> **Information shown**:
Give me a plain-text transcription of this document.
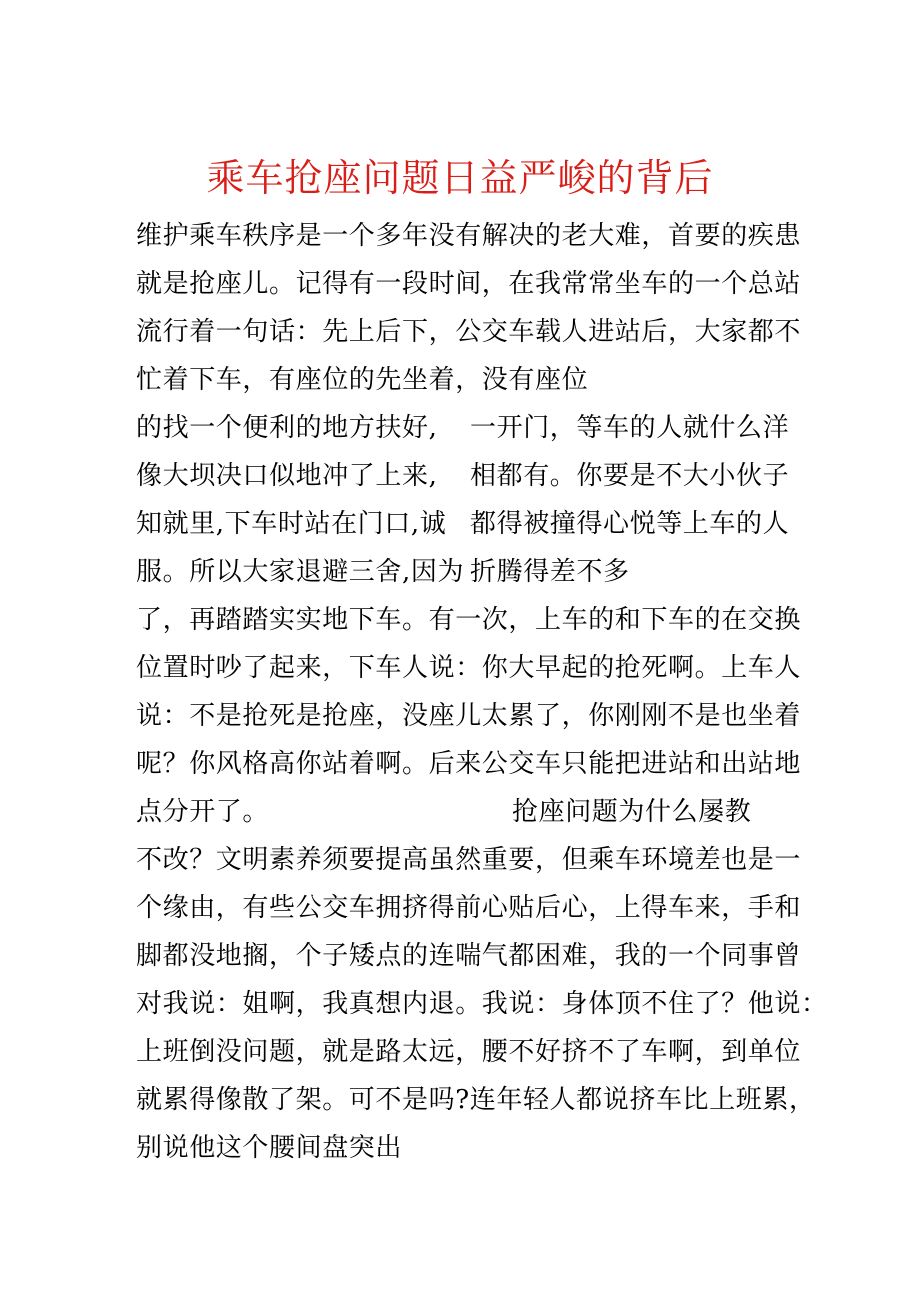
乘车抢座问题日益严峻的背后
维护乘车秩序是一个多年没有解决的老大难，首要的疾患
就是抢座儿。记得有一段时间，在我常常坐车的一个总站
流行着一句话：先上后下，公交车载人进站后，大家都不
忙着下车，有座位的先坐着，没有座位
的找一个便利的地方扶好,
像大坝决口似地冲了上来,
知就里,下车时站在门口,诚
服。所以大家退避三舍,因为
一开门，等车的人就什么洋
相都有。你要是不大小伙子
都得被撞得心悦等上车的人
折腾得差不多
了，再踏踏实实地下车。有一次，上车的和下车的在交换
位置时吵了起来，下车人说：你大早起的抢死啊。上车人
说：不是抢死是抢座，没座儿太累了，你刚刚不是也坐着
呢？你风格高你站着啊。后来公交车只能把进站和出站地
点分开了。	抢座问题为什么屡教
不改？文明素养须要提高虽然重要，但乘车环境差也是一
个缘由，有些公交车拥挤得前心贴后心，上得车来，手和
脚都没地搁，个子矮点的连喘气都困难，我的一个同事曾
对我说：姐啊，我真想内退。我说：身体顶不住了？他说：
上班倒没问题，就是路太远，腰不好挤不了车啊，到单位
就累得像散了架。可不是吗?连年轻人都说挤车比上班累，
别说他这个腰间盘突出
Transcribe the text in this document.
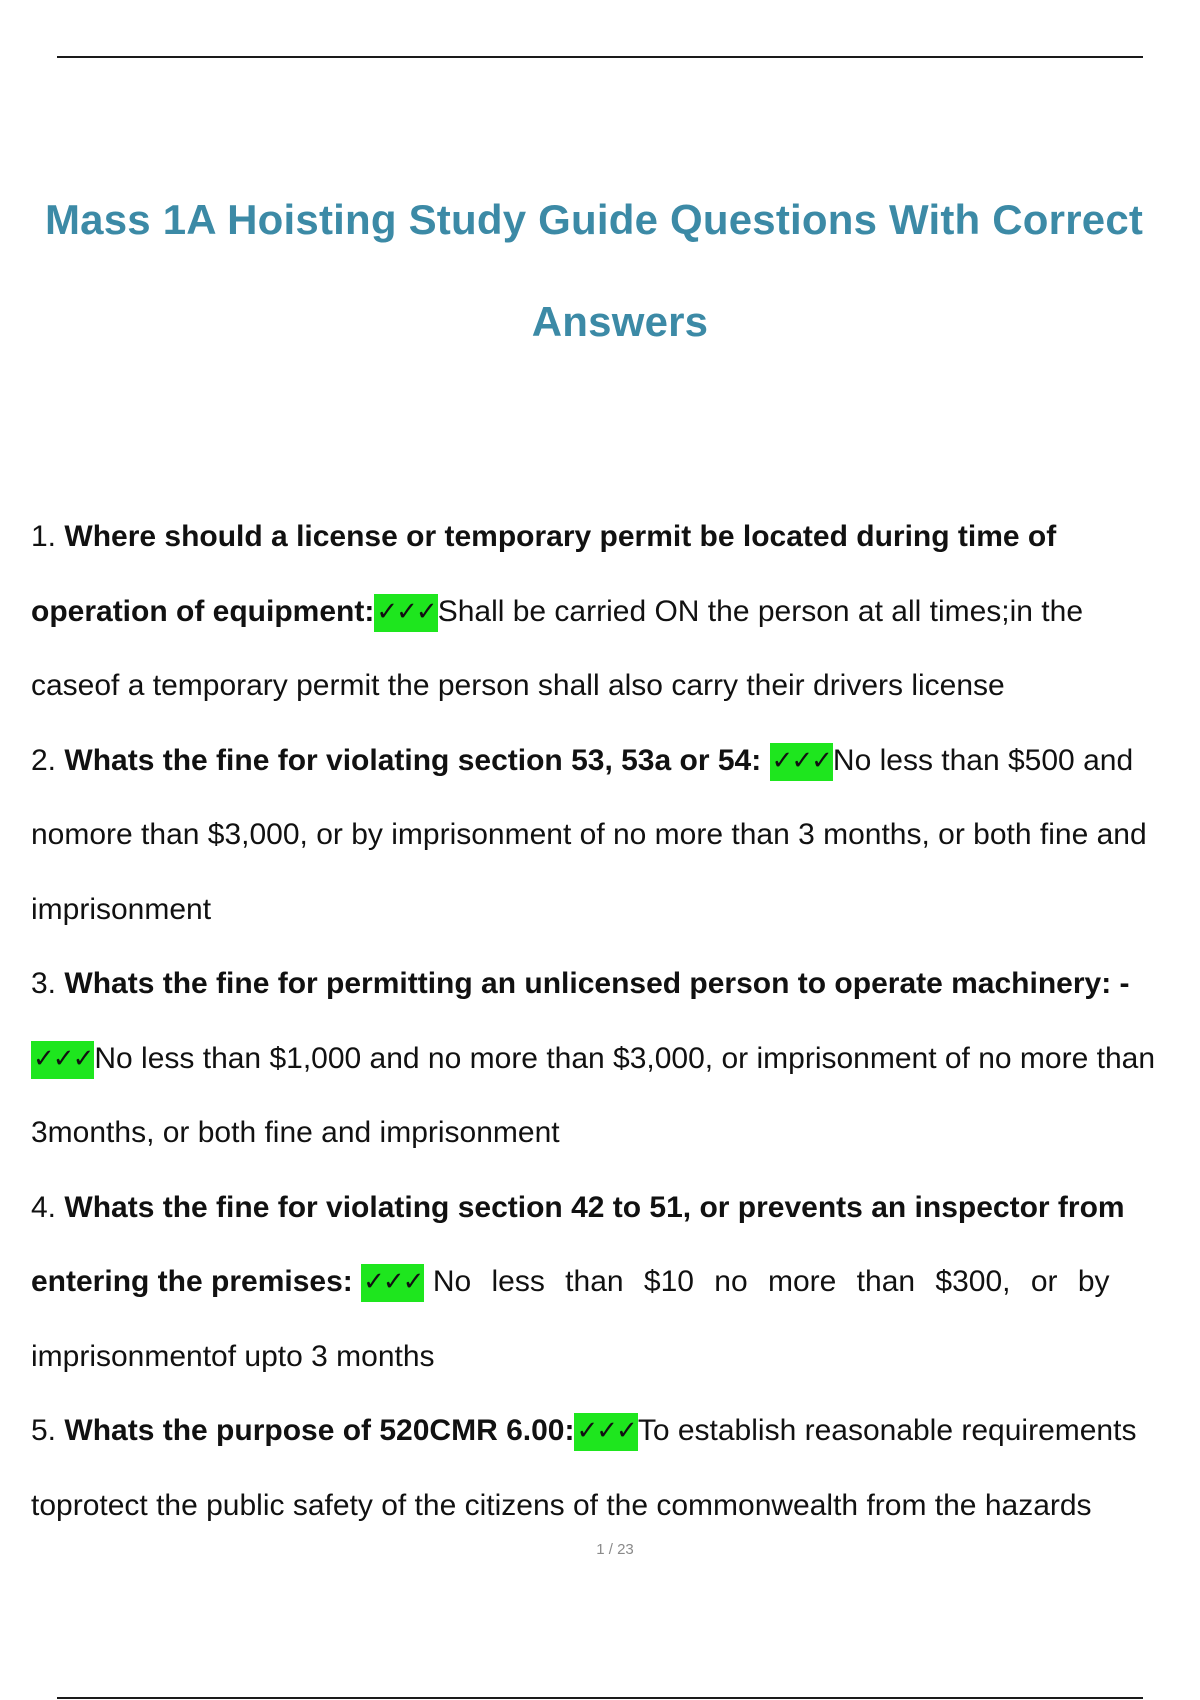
Mass 1A Hoisting Study Guide Questions With Correct
Answers
1. Where should a license or temporary permit be located during time of
operation of equipment:✓✓✓Shall be carried ON the person at all times;in the
caseof a temporary permit the person shall also carry their drivers license
2. Whats the fine for violating section 53, 53a or 54: ✓✓✓No less than $500 and
nomore than $3,000, or by imprisonment of no more than 3 months, or both fine and
imprisonment
3. Whats the fine for permitting an unlicensed person to operate machinery: -
✓✓✓No less than $1,000 and no more than $3,000, or imprisonment of no more than
3months, or both fine and imprisonment
4. Whats the fine for violating section 42 to 51, or prevents an inspector from
entering the premises: ✓✓✓ No less than $10 no more than $300, or by
imprisonmentof upto 3 months
5. Whats the purpose of 520CMR 6.00:✓✓✓To establish reasonable requirements
toprotect the public safety of the citizens of the commonwealth from the hazards
1 / 23
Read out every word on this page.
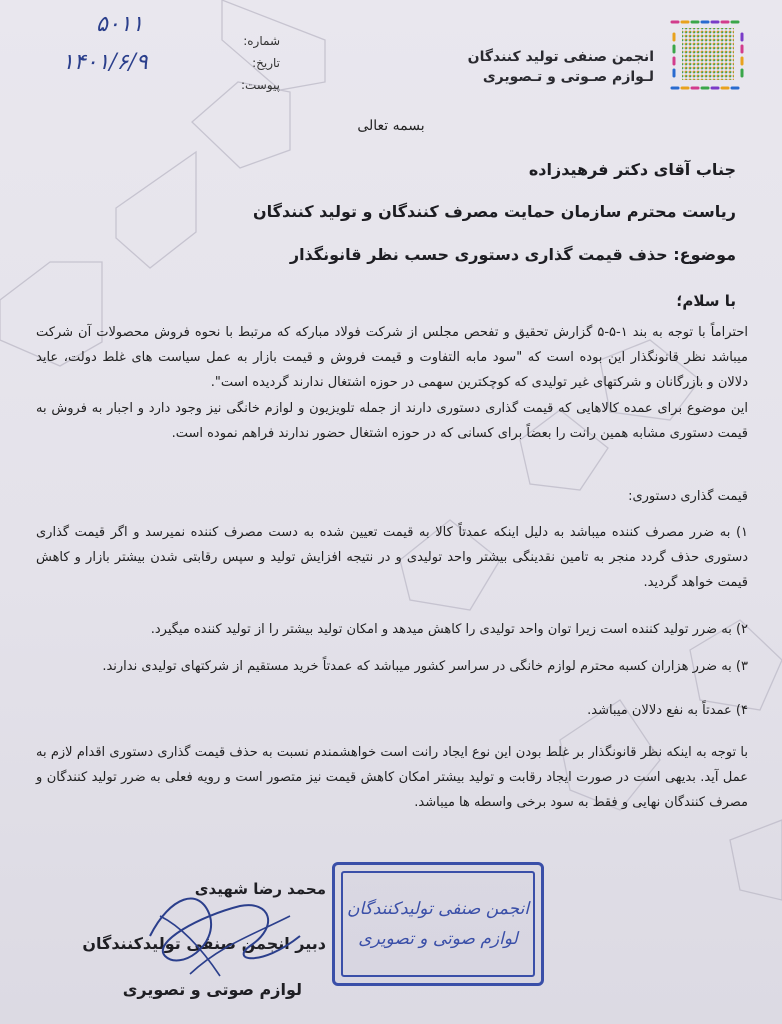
انجمن صنفی تولید کنندگان
لـوازم صـوتی و تـصویری
شماره:
تاریخ:
پیوست:
۵۰۱۱
۱۴۰۱/۶/۹
بسمه تعالی
جناب آقای دکتر فرهیدزاده
ریاست محترم سازمان حمایت مصرف کنندگان و تولید کنندگان
موضوع: حذف قیمت گذاری دستوری حسب نظر قانونگذار
با سلام؛

احتراماً با توجه به بند ۱-۵-۵ گزارش تحقیق و تفحص مجلس از شرکت فولاد مبارکه که مرتبط با نحوه فروش محصولات آن شرکت میباشد نظر قانونگذار این بوده است که "سود مابه التفاوت و قیمت فروش و قیمت بازار به عمل سیاست های غلط دولت، عاید دلالان و بازرگانان و شرکتهای غیر تولیدی که کوچکترین سهمی در حوزه اشتغال ندارند گردیده است".

این موضوع برای عمده کالاهایی که قیمت گذاری دستوری دارند از جمله تلویزیون و لوازم خانگی نیز وجود دارد و اجبار به فروش به قیمت دستوری مشابه همین رانت را بعضاً برای کسانی که در حوزه اشتغال حضور ندارند فراهم نموده است.

قیمت گذاری دستوری:

۱) به ضرر مصرف کننده میباشد به دلیل اینکه عمدتاً کالا به قیمت تعیین شده به دست مصرف کننده نمیرسد و اگر قیمت گذاری دستوری حذف گردد منجر به تامین نقدینگی بیشتر واحد تولیدی و در نتیجه افزایش تولید و سپس رقابتی شدن بیشتر بازار و کاهش قیمت خواهد گردید.

۲) به ضرر تولید کننده است زیرا توان واحد تولیدی را کاهش میدهد و امکان تولید بیشتر را از تولید کننده میگیرد.

۳) به ضرر هزاران کسبه محترم لوازم خانگی در سراسر کشور میباشد که عمدتاً خرید مستقیم از شرکتهای تولیدی ندارند.

۴) عمدتاً به نفع دلالان میباشد.

با توجه به اینکه نظر قانونگذار بر غلط بودن این نوع ایجاد رانت است خواهشمندم نسبت به حذف قیمت گذاری دستوری اقدام لازم به عمل آید. بدیهی است در صورت ایجاد رقابت و تولید بیشتر امکان کاهش قیمت نیز متصور است و رویه فعلی به ضرر تولید کنندگان و مصرف کنندگان نهایی و فقط به سود برخی واسطه ها میباشد.

انجمن صنفی تولیدکنندگان
لوازم صوتی و تصویری
محمد رضا شهیدی
دبیر انجمن صنفی تولیدکنندگان
لوازم صوتی و تصویری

> **Challenge**:
In the material above, show every line where the word "بازار" turns up.

> **Expected answer**:
احتراماً با توجه به بند ۱-۵-۵ گزارش تحقیق و تفحص مجلس از شرکت فولاد مبارکه که مرتبط با نحوه فروش محصولات آن شرکت میباشد نظر قانونگذار این بوده است که "سود مابه التفاوت و قیمت فروش و قیمت بازار به عمل سیاست های غلط دولت، عاید دلالان و بازرگانان و شرکتهای غیر تولیدی که کوچکترین سهمی در حوزه اشتغال ندارند گردیده است".
۱) به ضرر مصرف کننده میباشد به دلیل اینکه عمدتاً کالا به قیمت تعیین شده به دست مصرف کننده نمیرسد و اگر قیمت گذاری دستوری حذف گردد منجر به تامین نقدینگی بیشتر واحد تولیدی و در نتیجه افزایش تولید و سپس رقابتی شدن بیشتر بازار و کاهش قیمت خواهد گردید.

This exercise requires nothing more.